# start of EXCERPTED RECORDS

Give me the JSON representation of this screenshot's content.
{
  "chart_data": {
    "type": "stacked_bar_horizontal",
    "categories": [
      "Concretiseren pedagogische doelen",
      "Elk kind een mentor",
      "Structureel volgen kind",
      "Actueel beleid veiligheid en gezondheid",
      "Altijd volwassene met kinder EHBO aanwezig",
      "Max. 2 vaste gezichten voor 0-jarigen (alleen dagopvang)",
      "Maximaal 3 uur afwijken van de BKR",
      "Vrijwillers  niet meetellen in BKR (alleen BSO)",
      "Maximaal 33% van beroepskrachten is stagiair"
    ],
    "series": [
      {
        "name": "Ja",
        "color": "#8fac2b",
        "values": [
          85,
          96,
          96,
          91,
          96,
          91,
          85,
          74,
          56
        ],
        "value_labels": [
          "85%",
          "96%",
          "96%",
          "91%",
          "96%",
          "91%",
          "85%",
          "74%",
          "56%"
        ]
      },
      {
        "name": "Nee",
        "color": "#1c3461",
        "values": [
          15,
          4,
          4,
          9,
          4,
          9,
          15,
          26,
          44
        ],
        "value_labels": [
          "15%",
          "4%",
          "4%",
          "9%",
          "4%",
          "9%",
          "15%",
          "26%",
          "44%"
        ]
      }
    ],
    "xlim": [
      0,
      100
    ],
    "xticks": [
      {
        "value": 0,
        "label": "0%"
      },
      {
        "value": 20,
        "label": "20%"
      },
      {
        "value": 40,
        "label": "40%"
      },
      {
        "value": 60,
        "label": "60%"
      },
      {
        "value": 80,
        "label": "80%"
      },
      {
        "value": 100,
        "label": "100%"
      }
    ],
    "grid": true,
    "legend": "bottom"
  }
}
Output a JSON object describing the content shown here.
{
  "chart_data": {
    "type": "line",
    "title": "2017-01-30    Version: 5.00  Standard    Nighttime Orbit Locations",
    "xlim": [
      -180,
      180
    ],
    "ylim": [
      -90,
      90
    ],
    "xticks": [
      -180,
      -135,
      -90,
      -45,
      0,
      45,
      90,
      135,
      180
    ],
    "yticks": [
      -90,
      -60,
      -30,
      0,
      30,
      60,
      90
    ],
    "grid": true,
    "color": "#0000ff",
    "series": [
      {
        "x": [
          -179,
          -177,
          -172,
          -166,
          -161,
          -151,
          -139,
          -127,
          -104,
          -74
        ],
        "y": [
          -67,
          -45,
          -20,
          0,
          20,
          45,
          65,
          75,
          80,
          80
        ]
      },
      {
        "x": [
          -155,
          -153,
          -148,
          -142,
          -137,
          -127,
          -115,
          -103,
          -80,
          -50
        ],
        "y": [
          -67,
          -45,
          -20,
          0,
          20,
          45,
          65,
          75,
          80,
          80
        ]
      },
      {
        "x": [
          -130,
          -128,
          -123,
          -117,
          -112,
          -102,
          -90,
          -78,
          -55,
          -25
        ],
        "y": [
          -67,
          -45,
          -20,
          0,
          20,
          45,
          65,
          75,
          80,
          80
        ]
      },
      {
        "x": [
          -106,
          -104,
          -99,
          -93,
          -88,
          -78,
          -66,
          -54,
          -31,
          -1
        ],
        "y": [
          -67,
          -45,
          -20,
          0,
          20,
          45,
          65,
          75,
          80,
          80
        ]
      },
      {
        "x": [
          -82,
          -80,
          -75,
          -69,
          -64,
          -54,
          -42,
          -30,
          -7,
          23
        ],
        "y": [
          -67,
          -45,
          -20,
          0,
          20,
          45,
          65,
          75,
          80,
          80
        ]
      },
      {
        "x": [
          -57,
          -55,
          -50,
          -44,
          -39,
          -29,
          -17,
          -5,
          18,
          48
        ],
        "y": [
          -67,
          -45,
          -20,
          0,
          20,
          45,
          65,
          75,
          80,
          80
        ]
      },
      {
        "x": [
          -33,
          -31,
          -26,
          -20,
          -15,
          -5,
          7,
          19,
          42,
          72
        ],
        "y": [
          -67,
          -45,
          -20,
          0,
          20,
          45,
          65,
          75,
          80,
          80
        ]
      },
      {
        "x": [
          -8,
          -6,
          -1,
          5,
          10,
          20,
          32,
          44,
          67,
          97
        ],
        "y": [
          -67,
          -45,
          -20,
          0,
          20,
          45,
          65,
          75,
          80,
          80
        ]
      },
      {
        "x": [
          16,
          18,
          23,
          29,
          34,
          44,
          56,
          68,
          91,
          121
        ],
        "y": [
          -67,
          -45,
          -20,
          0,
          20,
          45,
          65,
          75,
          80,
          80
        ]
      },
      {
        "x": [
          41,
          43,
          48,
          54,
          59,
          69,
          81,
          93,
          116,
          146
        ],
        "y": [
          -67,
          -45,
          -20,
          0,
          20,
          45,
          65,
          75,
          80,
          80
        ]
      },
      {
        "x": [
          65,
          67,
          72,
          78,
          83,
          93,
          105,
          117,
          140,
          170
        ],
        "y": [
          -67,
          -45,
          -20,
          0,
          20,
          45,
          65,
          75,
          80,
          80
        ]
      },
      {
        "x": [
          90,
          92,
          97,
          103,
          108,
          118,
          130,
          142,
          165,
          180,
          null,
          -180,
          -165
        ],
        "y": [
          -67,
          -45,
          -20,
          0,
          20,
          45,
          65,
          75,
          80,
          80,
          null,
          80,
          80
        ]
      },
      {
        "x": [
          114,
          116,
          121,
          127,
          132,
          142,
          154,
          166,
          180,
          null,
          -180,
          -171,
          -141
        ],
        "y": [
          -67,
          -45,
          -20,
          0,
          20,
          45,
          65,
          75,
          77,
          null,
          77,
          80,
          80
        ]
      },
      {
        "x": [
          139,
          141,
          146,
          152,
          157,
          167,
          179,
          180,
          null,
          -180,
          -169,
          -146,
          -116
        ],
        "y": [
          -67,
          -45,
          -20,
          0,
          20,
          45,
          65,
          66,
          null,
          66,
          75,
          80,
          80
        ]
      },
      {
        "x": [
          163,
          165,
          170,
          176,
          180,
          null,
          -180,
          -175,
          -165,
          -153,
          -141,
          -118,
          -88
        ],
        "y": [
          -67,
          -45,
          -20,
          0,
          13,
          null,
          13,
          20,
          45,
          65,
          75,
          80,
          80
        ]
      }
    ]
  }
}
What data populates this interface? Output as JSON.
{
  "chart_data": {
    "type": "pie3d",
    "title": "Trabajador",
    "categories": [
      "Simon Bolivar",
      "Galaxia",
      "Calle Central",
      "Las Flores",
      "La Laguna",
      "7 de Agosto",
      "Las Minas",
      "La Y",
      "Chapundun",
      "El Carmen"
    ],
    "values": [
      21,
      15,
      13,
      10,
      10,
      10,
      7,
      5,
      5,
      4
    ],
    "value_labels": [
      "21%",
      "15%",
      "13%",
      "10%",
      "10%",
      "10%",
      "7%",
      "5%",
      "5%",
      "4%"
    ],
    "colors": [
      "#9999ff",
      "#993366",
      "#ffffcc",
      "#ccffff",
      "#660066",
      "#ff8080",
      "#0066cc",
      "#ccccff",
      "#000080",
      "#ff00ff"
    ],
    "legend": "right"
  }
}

# end of EXCERPTED RECORDS

Hand back the material above in full, exactly as written.

Give me the JSON representation of this screenshot's content.
{
  "chart_data": {
    "type": "stacked_bar_horizontal",
    "categories": [
      "Concretiseren pedagogische doelen",
      "Elk kind een mentor",
      "Structureel volgen kind",
      "Actueel beleid veiligheid en gezondheid",
      "Altijd volwassene met kinder EHBO aanwezig",
      "Max. 2 vaste gezichten voor 0-jarigen (alleen dagopvang)",
      "Maximaal 3 uur afwijken van de BKR",
      "Vrijwillers  niet meetellen in BKR (alleen BSO)",
      "Maximaal 33% van beroepskrachten is stagiair"
    ],
    "series": [
      {
        "name": "Ja",
        "color": "#8fac2b",
        "values": [
          85,
          96,
          96,
          91,
          96,
          91,
          85,
          74,
          56
        ],
        "value_labels": [
          "85%",
          "96%",
          "96%",
          "91%",
          "96%",
          "91%",
          "85%",
          "74%",
          "56%"
        ]
      },
      {
        "name": "Nee",
        "color": "#1c3461",
        "values": [
          15,
          4,
          4,
          9,
          4,
          9,
          15,
          26,
          44
        ],
        "value_labels": [
          "15%",
          "4%",
          "4%",
          "9%",
          "4%",
          "9%",
          "15%",
          "26%",
          "44%"
        ]
      }
    ],
    "xlim": [
      0,
      100
    ],
    "xticks": [
      {
        "value": 0,
        "label": "0%"
      },
      {
        "value": 20,
        "label": "20%"
      },
      {
        "value": 40,
        "label": "40%"
      },
      {
        "value": 60,
        "label": "60%"
      },
      {
        "value": 80,
        "label": "80%"
      },
      {
        "value": 100,
        "label": "100%"
      }
    ],
    "grid": true,
    "legend": "bottom"
  }
}
Output a JSON object describing the content shown here.
{
  "chart_data": {
    "type": "line",
    "title": "2017-01-30    Version: 5.00  Standard    Nighttime Orbit Locations",
    "xlim": [
      -180,
      180
    ],
    "ylim": [
      -90,
      90
    ],
    "xticks": [
      -180,
      -135,
      -90,
      -45,
      0,
      45,
      90,
      135,
      180
    ],
    "yticks": [
      -90,
      -60,
      -30,
      0,
      30,
      60,
      90
    ],
    "grid": true,
    "color": "#0000ff",
    "series": [
      {
        "x": [
          -179,
          -177,
          -172,
          -166,
          -161,
          -151,
          -139,
          -127,
          -104,
          -74
        ],
        "y": [
          -67,
          -45,
          -20,
          0,
          20,
          45,
          65,
          75,
          80,
          80
        ]
      },
      {
        "x": [
          -155,
          -153,
          -148,
          -142,
          -137,
          -127,
          -115,
          -103,
          -80,
          -50
        ],
        "y": [
          -67,
          -45,
          -20,
          0,
          20,
          45,
          65,
          75,
          80,
          80
        ]
      },
      {
        "x": [
          -130,
          -128,
          -123,
          -117,
          -112,
          -102,
          -90,
          -78,
          -55,
          -25
        ],
        "y": [
          -67,
          -45,
          -20,
          0,
          20,
          45,
          65,
          75,
          80,
          80
        ]
      },
      {
        "x": [
          -106,
          -104,
          -99,
          -93,
          -88,
          -78,
          -66,
          -54,
          -31,
          -1
        ],
        "y": [
          -67,
          -45,
          -20,
          0,
          20,
          45,
          65,
          75,
          80,
          80
        ]
      },
      {
        "x": [
          -82,
          -80,
          -75,
          -69,
          -64,
          -54,
          -42,
          -30,
          -7,
          23
        ],
        "y": [
          -67,
          -45,
          -20,
          0,
          20,
          45,
          65,
          75,
          80,
          80
        ]
      },
      {
        "x": [
          -57,
          -55,
          -50,
          -44,
          -39,
          -29,
          -17,
          -5,
          18,
          48
        ],
        "y": [
          -67,
          -45,
          -20,
          0,
          20,
          45,
          65,
          75,
          80,
          80
        ]
      },
      {
        "x": [
          -33,
          -31,
          -26,
          -20,
          -15,
          -5,
          7,
          19,
          42,
          72
        ],
        "y": [
          -67,
          -45,
          -20,
          0,
          20,
          45,
          65,
          75,
          80,
          80
        ]
      },
      {
        "x": [
          -8,
          -6,
          -1,
          5,
          10,
          20,
          32,
          44,
          67,
          97
        ],
        "y": [
          -67,
          -45,
          -20,
          0,
          20,
          45,
          65,
          75,
          80,
          80
        ]
      },
      {
        "x": [
          16,
          18,
          23,
          29,
          34,
          44,
          56,
          68,
          91,
          121
        ],
        "y": [
          -67,
          -45,
          -20,
          0,
          20,
          45,
          65,
          75,
          80,
          80
        ]
      },
      {
        "x": [
          41,
          43,
          48,
          54,
          59,
          69,
          81,
          93,
          116,
          146
        ],
        "y": [
          -67,
          -45,
          -20,
          0,
          20,
          45,
          65,
          75,
          80,
          80
        ]
      },
      {
        "x": [
          65,
          67,
          72,
          78,
          83,
          93,
          105,
          117,
          140,
          170
        ],
        "y": [
          -67,
          -45,
          -20,
          0,
          20,
          45,
          65,
          75,
          80,
          80
        ]
      },
      {
        "x": [
          90,
          92,
          97,
          103,
          108,
          118,
          130,
          142,
          165,
          180,
          null,
          -180,
          -165
        ],
        "y": [
          -67,
          -45,
          -20,
          0,
          20,
          45,
          65,
          75,
          80,
          80,
          null,
          80,
          80
        ]
      },
      {
        "x": [
          114,
          116,
          121,
          127,
          132,
          142,
          154,
          166,
          180,
          null,
          -180,
          -171,
          -141
        ],
        "y": [
          -67,
          -45,
          -20,
          0,
          20,
          45,
          65,
          75,
          77,
          null,
          77,
          80,
          80
        ]
      },
      {
        "x": [
          139,
          141,
          146,
          152,
          157,
          167,
          179,
          180,
          null,
          -180,
          -169,
          -146,
          -116
        ],
        "y": [
          -67,
          -45,
          -20,
          0,
          20,
          45,
          65,
          66,
          null,
          66,
          75,
          80,
          80
        ]
      },
      {
        "x": [
          163,
          165,
          170,
          176,
          180,
          null,
          -180,
          -175,
          -165,
          -153,
          -141,
          -118,
          -88
        ],
        "y": [
          -67,
          -45,
          -20,
          0,
          13,
          null,
          13,
          20,
          45,
          65,
          75,
          80,
          80
        ]
      }
    ]
  }
}
What data populates this interface? Output as JSON.
{
  "chart_data": {
    "type": "pie3d",
    "title": "Trabajador",
    "categories": [
      "Simon Bolivar",
      "Galaxia",
      "Calle Central",
      "Las Flores",
      "La Laguna",
      "7 de Agosto",
      "Las Minas",
      "La Y",
      "Chapundun",
      "El Carmen"
    ],
    "values": [
      21,
      15,
      13,
      10,
      10,
      10,
      7,
      5,
      5,
      4
    ],
    "value_labels": [
      "21%",
      "15%",
      "13%",
      "10%",
      "10%",
      "10%",
      "7%",
      "5%",
      "5%",
      "4%"
    ],
    "colors": [
      "#9999ff",
      "#993366",
      "#ffffcc",
      "#ccffff",
      "#660066",
      "#ff8080",
      "#0066cc",
      "#ccccff",
      "#000080",
      "#ff00ff"
    ],
    "legend": "right"
  }
}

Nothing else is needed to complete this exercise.